• **Task goal**
Without including any images, reproduce each entry exactly.

• **Extracted material**

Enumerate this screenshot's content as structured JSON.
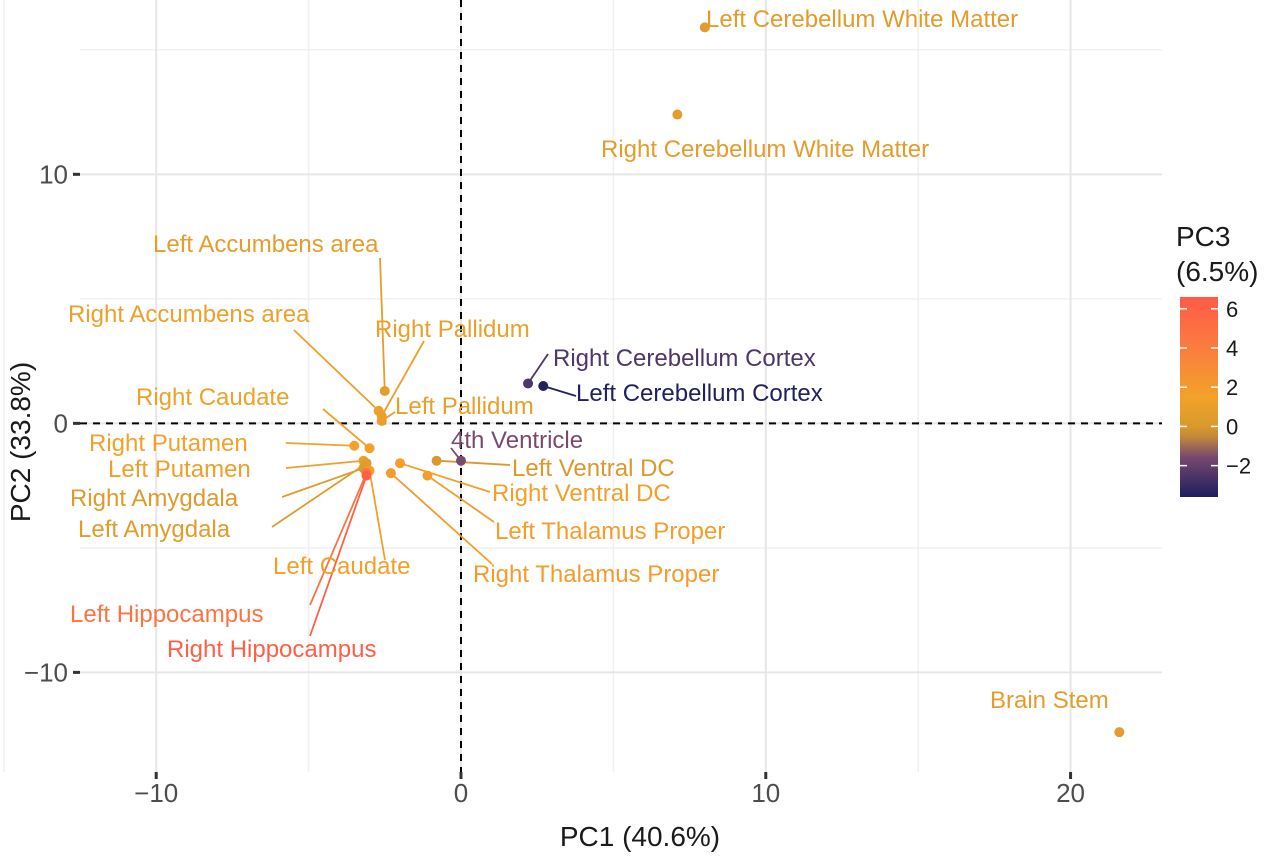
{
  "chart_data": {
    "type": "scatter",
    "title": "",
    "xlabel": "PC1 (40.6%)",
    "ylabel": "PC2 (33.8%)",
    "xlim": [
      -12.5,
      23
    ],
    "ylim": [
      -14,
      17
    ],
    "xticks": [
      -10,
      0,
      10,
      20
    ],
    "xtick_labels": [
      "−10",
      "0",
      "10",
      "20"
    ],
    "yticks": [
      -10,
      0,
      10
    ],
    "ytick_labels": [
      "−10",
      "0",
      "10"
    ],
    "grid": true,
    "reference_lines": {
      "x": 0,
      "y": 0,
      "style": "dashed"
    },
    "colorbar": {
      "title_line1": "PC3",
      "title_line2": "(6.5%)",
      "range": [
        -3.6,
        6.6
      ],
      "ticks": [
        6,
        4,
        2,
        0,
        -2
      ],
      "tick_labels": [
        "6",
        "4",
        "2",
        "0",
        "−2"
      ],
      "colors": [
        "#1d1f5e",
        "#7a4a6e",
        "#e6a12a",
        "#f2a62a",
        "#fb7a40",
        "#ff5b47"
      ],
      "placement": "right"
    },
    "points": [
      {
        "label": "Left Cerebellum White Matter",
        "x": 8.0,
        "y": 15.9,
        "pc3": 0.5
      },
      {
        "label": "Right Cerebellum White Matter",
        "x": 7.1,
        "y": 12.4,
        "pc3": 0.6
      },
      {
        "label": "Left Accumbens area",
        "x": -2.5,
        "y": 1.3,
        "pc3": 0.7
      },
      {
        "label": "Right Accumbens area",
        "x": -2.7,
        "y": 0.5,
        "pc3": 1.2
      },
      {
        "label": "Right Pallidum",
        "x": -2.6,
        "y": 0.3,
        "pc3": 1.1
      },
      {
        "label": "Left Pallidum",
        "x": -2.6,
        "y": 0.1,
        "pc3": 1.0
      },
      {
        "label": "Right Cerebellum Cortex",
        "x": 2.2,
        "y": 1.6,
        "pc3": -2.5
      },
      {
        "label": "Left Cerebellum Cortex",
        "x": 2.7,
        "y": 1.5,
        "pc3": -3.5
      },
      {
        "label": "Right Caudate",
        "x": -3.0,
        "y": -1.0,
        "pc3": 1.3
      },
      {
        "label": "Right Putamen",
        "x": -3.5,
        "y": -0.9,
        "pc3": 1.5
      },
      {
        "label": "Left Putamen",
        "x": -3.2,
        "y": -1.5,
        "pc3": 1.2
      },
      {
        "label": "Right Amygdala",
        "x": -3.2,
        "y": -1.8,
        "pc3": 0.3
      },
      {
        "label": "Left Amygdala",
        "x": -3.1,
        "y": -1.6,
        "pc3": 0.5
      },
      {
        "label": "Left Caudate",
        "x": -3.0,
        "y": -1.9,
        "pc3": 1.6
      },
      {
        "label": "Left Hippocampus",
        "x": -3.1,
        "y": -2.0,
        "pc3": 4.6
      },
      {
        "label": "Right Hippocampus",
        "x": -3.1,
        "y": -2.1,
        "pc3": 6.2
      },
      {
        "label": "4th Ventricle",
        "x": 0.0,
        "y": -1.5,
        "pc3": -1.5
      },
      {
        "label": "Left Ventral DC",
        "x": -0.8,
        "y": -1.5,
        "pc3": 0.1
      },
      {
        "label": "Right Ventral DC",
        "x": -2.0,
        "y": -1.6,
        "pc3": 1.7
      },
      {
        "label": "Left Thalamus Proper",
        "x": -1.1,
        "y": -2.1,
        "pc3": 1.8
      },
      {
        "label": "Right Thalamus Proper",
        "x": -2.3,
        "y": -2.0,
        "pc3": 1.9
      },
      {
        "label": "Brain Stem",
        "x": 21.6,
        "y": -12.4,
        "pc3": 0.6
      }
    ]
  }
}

• **Exercise solution**
Enumerate this screenshot's content as structured JSON.
{
  "chart_data": {
    "type": "scatter",
    "title": "",
    "xlabel": "PC1 (40.6%)",
    "ylabel": "PC2 (33.8%)",
    "xlim": [
      -12.5,
      23
    ],
    "ylim": [
      -14,
      17
    ],
    "xticks": [
      -10,
      0,
      10,
      20
    ],
    "xtick_labels": [
      "−10",
      "0",
      "10",
      "20"
    ],
    "yticks": [
      -10,
      0,
      10
    ],
    "ytick_labels": [
      "−10",
      "0",
      "10"
    ],
    "grid": true,
    "reference_lines": {
      "x": 0,
      "y": 0,
      "style": "dashed"
    },
    "colorbar": {
      "title_line1": "PC3",
      "title_line2": "(6.5%)",
      "range": [
        -3.6,
        6.6
      ],
      "ticks": [
        6,
        4,
        2,
        0,
        -2
      ],
      "tick_labels": [
        "6",
        "4",
        "2",
        "0",
        "−2"
      ],
      "colors": [
        "#1d1f5e",
        "#7a4a6e",
        "#e6a12a",
        "#f2a62a",
        "#fb7a40",
        "#ff5b47"
      ],
      "placement": "right"
    },
    "points": [
      {
        "label": "Left Cerebellum White Matter",
        "x": 8.0,
        "y": 15.9,
        "pc3": 0.5
      },
      {
        "label": "Right Cerebellum White Matter",
        "x": 7.1,
        "y": 12.4,
        "pc3": 0.6
      },
      {
        "label": "Left Accumbens area",
        "x": -2.5,
        "y": 1.3,
        "pc3": 0.7
      },
      {
        "label": "Right Accumbens area",
        "x": -2.7,
        "y": 0.5,
        "pc3": 1.2
      },
      {
        "label": "Right Pallidum",
        "x": -2.6,
        "y": 0.3,
        "pc3": 1.1
      },
      {
        "label": "Left Pallidum",
        "x": -2.6,
        "y": 0.1,
        "pc3": 1.0
      },
      {
        "label": "Right Cerebellum Cortex",
        "x": 2.2,
        "y": 1.6,
        "pc3": -2.5
      },
      {
        "label": "Left Cerebellum Cortex",
        "x": 2.7,
        "y": 1.5,
        "pc3": -3.5
      },
      {
        "label": "Right Caudate",
        "x": -3.0,
        "y": -1.0,
        "pc3": 1.3
      },
      {
        "label": "Right Putamen",
        "x": -3.5,
        "y": -0.9,
        "pc3": 1.5
      },
      {
        "label": "Left Putamen",
        "x": -3.2,
        "y": -1.5,
        "pc3": 1.2
      },
      {
        "label": "Right Amygdala",
        "x": -3.2,
        "y": -1.8,
        "pc3": 0.3
      },
      {
        "label": "Left Amygdala",
        "x": -3.1,
        "y": -1.6,
        "pc3": 0.5
      },
      {
        "label": "Left Caudate",
        "x": -3.0,
        "y": -1.9,
        "pc3": 1.6
      },
      {
        "label": "Left Hippocampus",
        "x": -3.1,
        "y": -2.0,
        "pc3": 4.6
      },
      {
        "label": "Right Hippocampus",
        "x": -3.1,
        "y": -2.1,
        "pc3": 6.2
      },
      {
        "label": "4th Ventricle",
        "x": 0.0,
        "y": -1.5,
        "pc3": -1.5
      },
      {
        "label": "Left Ventral DC",
        "x": -0.8,
        "y": -1.5,
        "pc3": 0.1
      },
      {
        "label": "Right Ventral DC",
        "x": -2.0,
        "y": -1.6,
        "pc3": 1.7
      },
      {
        "label": "Left Thalamus Proper",
        "x": -1.1,
        "y": -2.1,
        "pc3": 1.8
      },
      {
        "label": "Right Thalamus Proper",
        "x": -2.3,
        "y": -2.0,
        "pc3": 1.9
      },
      {
        "label": "Brain Stem",
        "x": 21.6,
        "y": -12.4,
        "pc3": 0.6
      }
    ]
  }
}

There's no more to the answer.